Data rows:
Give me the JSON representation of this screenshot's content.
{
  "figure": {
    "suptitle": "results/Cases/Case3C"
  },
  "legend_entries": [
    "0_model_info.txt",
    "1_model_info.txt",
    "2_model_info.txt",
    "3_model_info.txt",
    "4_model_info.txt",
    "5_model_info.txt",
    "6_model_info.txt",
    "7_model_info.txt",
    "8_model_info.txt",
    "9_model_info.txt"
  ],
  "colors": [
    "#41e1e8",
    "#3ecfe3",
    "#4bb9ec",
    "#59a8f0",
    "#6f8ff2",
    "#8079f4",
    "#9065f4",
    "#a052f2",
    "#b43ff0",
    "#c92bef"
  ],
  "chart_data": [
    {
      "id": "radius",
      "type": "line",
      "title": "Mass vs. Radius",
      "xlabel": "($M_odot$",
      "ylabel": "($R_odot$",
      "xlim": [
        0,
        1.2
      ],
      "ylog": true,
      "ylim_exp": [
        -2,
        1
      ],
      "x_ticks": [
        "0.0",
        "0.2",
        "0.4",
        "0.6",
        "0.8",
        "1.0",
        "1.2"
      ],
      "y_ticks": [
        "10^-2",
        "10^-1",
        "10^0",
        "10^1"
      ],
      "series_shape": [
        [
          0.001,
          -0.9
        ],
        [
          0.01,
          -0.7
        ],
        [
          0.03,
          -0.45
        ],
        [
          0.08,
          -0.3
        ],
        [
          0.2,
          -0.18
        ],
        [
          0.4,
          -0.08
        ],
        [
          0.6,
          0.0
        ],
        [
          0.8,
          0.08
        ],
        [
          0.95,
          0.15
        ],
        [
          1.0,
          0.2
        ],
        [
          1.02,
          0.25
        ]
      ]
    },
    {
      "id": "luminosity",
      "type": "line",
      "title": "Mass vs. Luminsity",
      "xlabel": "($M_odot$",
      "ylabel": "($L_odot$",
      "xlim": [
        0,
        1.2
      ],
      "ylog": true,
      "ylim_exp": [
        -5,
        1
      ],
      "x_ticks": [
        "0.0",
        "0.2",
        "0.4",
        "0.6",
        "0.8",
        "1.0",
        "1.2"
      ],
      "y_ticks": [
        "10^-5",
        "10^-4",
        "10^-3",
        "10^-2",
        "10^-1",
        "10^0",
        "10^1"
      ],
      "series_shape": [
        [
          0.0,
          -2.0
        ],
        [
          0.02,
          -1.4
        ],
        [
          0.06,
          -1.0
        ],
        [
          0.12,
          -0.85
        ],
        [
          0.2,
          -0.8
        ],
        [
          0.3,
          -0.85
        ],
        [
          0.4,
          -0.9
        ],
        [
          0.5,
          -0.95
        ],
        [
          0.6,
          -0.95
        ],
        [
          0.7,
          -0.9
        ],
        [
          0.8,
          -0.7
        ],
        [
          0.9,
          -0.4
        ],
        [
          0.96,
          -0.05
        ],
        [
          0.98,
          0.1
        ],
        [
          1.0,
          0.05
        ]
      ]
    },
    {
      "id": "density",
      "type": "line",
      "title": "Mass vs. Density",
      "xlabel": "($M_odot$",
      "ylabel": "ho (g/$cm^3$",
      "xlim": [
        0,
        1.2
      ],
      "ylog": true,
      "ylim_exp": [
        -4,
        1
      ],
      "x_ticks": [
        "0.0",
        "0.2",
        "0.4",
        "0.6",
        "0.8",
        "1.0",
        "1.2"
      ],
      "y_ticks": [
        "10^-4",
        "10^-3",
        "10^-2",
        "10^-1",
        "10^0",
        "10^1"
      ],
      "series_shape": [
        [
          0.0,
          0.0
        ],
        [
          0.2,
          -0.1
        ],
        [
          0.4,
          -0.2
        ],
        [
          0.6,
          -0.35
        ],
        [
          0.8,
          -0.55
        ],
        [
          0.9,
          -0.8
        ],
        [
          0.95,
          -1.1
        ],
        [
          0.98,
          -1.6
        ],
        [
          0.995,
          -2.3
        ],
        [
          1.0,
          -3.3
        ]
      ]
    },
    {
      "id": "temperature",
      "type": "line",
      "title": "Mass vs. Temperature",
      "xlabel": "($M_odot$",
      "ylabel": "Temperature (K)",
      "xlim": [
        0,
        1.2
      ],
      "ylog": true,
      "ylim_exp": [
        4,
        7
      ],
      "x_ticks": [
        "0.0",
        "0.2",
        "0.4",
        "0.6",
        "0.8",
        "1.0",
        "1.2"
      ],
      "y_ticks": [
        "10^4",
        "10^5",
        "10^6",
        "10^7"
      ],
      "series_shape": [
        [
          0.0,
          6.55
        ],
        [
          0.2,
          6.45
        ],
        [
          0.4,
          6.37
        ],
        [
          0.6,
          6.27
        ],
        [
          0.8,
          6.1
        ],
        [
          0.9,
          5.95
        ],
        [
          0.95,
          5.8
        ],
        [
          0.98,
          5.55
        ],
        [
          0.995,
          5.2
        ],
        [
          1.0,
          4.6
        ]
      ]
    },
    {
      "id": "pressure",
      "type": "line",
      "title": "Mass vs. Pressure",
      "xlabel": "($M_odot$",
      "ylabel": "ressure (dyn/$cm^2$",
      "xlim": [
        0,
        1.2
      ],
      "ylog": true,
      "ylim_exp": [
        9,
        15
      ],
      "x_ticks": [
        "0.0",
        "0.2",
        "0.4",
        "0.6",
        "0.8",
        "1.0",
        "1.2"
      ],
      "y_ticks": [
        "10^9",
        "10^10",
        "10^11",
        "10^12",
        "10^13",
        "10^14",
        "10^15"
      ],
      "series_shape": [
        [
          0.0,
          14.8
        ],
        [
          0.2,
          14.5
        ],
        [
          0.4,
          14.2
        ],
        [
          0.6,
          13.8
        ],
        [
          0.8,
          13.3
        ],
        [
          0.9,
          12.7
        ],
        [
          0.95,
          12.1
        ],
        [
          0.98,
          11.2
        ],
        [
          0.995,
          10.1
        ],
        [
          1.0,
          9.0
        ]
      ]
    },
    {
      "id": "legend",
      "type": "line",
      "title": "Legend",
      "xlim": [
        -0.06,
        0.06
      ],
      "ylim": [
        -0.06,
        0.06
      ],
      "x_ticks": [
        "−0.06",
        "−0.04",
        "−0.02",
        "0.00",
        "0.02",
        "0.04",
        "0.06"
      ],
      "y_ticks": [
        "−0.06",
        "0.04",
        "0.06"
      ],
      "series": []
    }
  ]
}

What to produce: Restate the data above word for word, please.

Exercise solution:
Give me the JSON representation of this screenshot's content.
{
  "figure": {
    "suptitle": "results/Cases/Case3C"
  },
  "legend_entries": [
    "0_model_info.txt",
    "1_model_info.txt",
    "2_model_info.txt",
    "3_model_info.txt",
    "4_model_info.txt",
    "5_model_info.txt",
    "6_model_info.txt",
    "7_model_info.txt",
    "8_model_info.txt",
    "9_model_info.txt"
  ],
  "colors": [
    "#41e1e8",
    "#3ecfe3",
    "#4bb9ec",
    "#59a8f0",
    "#6f8ff2",
    "#8079f4",
    "#9065f4",
    "#a052f2",
    "#b43ff0",
    "#c92bef"
  ],
  "chart_data": [
    {
      "id": "radius",
      "type": "line",
      "title": "Mass vs. Radius",
      "xlabel": "($M_odot$",
      "ylabel": "($R_odot$",
      "xlim": [
        0,
        1.2
      ],
      "ylog": true,
      "ylim_exp": [
        -2,
        1
      ],
      "x_ticks": [
        "0.0",
        "0.2",
        "0.4",
        "0.6",
        "0.8",
        "1.0",
        "1.2"
      ],
      "y_ticks": [
        "10^-2",
        "10^-1",
        "10^0",
        "10^1"
      ],
      "series_shape": [
        [
          0.001,
          -0.9
        ],
        [
          0.01,
          -0.7
        ],
        [
          0.03,
          -0.45
        ],
        [
          0.08,
          -0.3
        ],
        [
          0.2,
          -0.18
        ],
        [
          0.4,
          -0.08
        ],
        [
          0.6,
          0.0
        ],
        [
          0.8,
          0.08
        ],
        [
          0.95,
          0.15
        ],
        [
          1.0,
          0.2
        ],
        [
          1.02,
          0.25
        ]
      ]
    },
    {
      "id": "luminosity",
      "type": "line",
      "title": "Mass vs. Luminsity",
      "xlabel": "($M_odot$",
      "ylabel": "($L_odot$",
      "xlim": [
        0,
        1.2
      ],
      "ylog": true,
      "ylim_exp": [
        -5,
        1
      ],
      "x_ticks": [
        "0.0",
        "0.2",
        "0.4",
        "0.6",
        "0.8",
        "1.0",
        "1.2"
      ],
      "y_ticks": [
        "10^-5",
        "10^-4",
        "10^-3",
        "10^-2",
        "10^-1",
        "10^0",
        "10^1"
      ],
      "series_shape": [
        [
          0.0,
          -2.0
        ],
        [
          0.02,
          -1.4
        ],
        [
          0.06,
          -1.0
        ],
        [
          0.12,
          -0.85
        ],
        [
          0.2,
          -0.8
        ],
        [
          0.3,
          -0.85
        ],
        [
          0.4,
          -0.9
        ],
        [
          0.5,
          -0.95
        ],
        [
          0.6,
          -0.95
        ],
        [
          0.7,
          -0.9
        ],
        [
          0.8,
          -0.7
        ],
        [
          0.9,
          -0.4
        ],
        [
          0.96,
          -0.05
        ],
        [
          0.98,
          0.1
        ],
        [
          1.0,
          0.05
        ]
      ]
    },
    {
      "id": "density",
      "type": "line",
      "title": "Mass vs. Density",
      "xlabel": "($M_odot$",
      "ylabel": "ho (g/$cm^3$",
      "xlim": [
        0,
        1.2
      ],
      "ylog": true,
      "ylim_exp": [
        -4,
        1
      ],
      "x_ticks": [
        "0.0",
        "0.2",
        "0.4",
        "0.6",
        "0.8",
        "1.0",
        "1.2"
      ],
      "y_ticks": [
        "10^-4",
        "10^-3",
        "10^-2",
        "10^-1",
        "10^0",
        "10^1"
      ],
      "series_shape": [
        [
          0.0,
          0.0
        ],
        [
          0.2,
          -0.1
        ],
        [
          0.4,
          -0.2
        ],
        [
          0.6,
          -0.35
        ],
        [
          0.8,
          -0.55
        ],
        [
          0.9,
          -0.8
        ],
        [
          0.95,
          -1.1
        ],
        [
          0.98,
          -1.6
        ],
        [
          0.995,
          -2.3
        ],
        [
          1.0,
          -3.3
        ]
      ]
    },
    {
      "id": "temperature",
      "type": "line",
      "title": "Mass vs. Temperature",
      "xlabel": "($M_odot$",
      "ylabel": "Temperature (K)",
      "xlim": [
        0,
        1.2
      ],
      "ylog": true,
      "ylim_exp": [
        4,
        7
      ],
      "x_ticks": [
        "0.0",
        "0.2",
        "0.4",
        "0.6",
        "0.8",
        "1.0",
        "1.2"
      ],
      "y_ticks": [
        "10^4",
        "10^5",
        "10^6",
        "10^7"
      ],
      "series_shape": [
        [
          0.0,
          6.55
        ],
        [
          0.2,
          6.45
        ],
        [
          0.4,
          6.37
        ],
        [
          0.6,
          6.27
        ],
        [
          0.8,
          6.1
        ],
        [
          0.9,
          5.95
        ],
        [
          0.95,
          5.8
        ],
        [
          0.98,
          5.55
        ],
        [
          0.995,
          5.2
        ],
        [
          1.0,
          4.6
        ]
      ]
    },
    {
      "id": "pressure",
      "type": "line",
      "title": "Mass vs. Pressure",
      "xlabel": "($M_odot$",
      "ylabel": "ressure (dyn/$cm^2$",
      "xlim": [
        0,
        1.2
      ],
      "ylog": true,
      "ylim_exp": [
        9,
        15
      ],
      "x_ticks": [
        "0.0",
        "0.2",
        "0.4",
        "0.6",
        "0.8",
        "1.0",
        "1.2"
      ],
      "y_ticks": [
        "10^9",
        "10^10",
        "10^11",
        "10^12",
        "10^13",
        "10^14",
        "10^15"
      ],
      "series_shape": [
        [
          0.0,
          14.8
        ],
        [
          0.2,
          14.5
        ],
        [
          0.4,
          14.2
        ],
        [
          0.6,
          13.8
        ],
        [
          0.8,
          13.3
        ],
        [
          0.9,
          12.7
        ],
        [
          0.95,
          12.1
        ],
        [
          0.98,
          11.2
        ],
        [
          0.995,
          10.1
        ],
        [
          1.0,
          9.0
        ]
      ]
    },
    {
      "id": "legend",
      "type": "line",
      "title": "Legend",
      "xlim": [
        -0.06,
        0.06
      ],
      "ylim": [
        -0.06,
        0.06
      ],
      "x_ticks": [
        "−0.06",
        "−0.04",
        "−0.02",
        "0.00",
        "0.02",
        "0.04",
        "0.06"
      ],
      "y_ticks": [
        "−0.06",
        "0.04",
        "0.06"
      ],
      "series": []
    }
  ]
}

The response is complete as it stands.